--- START DATA SHOWN ---

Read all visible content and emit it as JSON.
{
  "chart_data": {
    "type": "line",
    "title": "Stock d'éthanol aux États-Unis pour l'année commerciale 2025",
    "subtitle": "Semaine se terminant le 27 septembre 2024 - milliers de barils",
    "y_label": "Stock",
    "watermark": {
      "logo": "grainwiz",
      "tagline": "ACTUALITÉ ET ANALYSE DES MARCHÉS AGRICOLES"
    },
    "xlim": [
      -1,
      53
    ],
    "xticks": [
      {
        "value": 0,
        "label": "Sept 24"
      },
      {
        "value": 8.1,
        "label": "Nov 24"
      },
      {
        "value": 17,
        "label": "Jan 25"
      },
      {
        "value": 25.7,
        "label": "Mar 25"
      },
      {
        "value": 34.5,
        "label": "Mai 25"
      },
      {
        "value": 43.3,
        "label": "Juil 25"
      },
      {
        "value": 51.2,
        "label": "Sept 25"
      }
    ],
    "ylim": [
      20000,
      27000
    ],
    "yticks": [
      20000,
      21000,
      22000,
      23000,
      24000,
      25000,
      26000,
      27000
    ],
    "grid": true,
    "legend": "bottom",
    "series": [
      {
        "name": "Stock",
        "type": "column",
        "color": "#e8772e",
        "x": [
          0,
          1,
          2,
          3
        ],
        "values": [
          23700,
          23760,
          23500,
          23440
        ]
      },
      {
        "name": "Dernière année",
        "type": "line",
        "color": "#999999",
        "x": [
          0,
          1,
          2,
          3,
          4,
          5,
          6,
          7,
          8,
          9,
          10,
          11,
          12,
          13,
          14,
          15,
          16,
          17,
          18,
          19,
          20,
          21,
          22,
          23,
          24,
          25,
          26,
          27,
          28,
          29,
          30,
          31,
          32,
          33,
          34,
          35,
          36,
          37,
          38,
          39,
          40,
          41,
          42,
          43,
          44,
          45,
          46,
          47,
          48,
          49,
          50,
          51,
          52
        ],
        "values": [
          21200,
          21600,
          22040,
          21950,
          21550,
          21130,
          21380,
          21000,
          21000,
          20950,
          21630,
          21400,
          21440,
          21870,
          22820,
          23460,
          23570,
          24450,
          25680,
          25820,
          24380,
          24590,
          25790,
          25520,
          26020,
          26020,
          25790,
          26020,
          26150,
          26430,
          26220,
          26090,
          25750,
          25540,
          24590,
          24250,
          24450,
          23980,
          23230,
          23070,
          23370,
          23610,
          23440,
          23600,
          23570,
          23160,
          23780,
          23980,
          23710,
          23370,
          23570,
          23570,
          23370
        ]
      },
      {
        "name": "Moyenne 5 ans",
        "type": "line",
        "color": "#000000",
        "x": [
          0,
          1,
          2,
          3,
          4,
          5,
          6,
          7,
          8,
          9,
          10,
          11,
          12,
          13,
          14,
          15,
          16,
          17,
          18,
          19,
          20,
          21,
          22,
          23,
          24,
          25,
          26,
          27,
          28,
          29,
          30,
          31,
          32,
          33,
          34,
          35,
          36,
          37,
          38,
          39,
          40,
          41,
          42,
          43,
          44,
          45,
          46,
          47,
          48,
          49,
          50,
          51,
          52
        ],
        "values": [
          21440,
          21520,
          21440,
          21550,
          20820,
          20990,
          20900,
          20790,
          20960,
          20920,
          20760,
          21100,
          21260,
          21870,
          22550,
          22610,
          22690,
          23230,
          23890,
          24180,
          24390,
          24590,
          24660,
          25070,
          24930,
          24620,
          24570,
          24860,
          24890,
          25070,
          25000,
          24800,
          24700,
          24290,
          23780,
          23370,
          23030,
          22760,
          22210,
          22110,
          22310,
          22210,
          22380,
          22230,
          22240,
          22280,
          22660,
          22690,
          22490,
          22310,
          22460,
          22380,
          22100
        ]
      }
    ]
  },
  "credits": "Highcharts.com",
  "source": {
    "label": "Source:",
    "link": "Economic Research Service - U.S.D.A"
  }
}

--- END DATA SHOWN ---

▶ **AIM**: Tell how many lines above contain the word "année". Give the number alone.

▶ **REPLY TO THE EXERCISE**: 2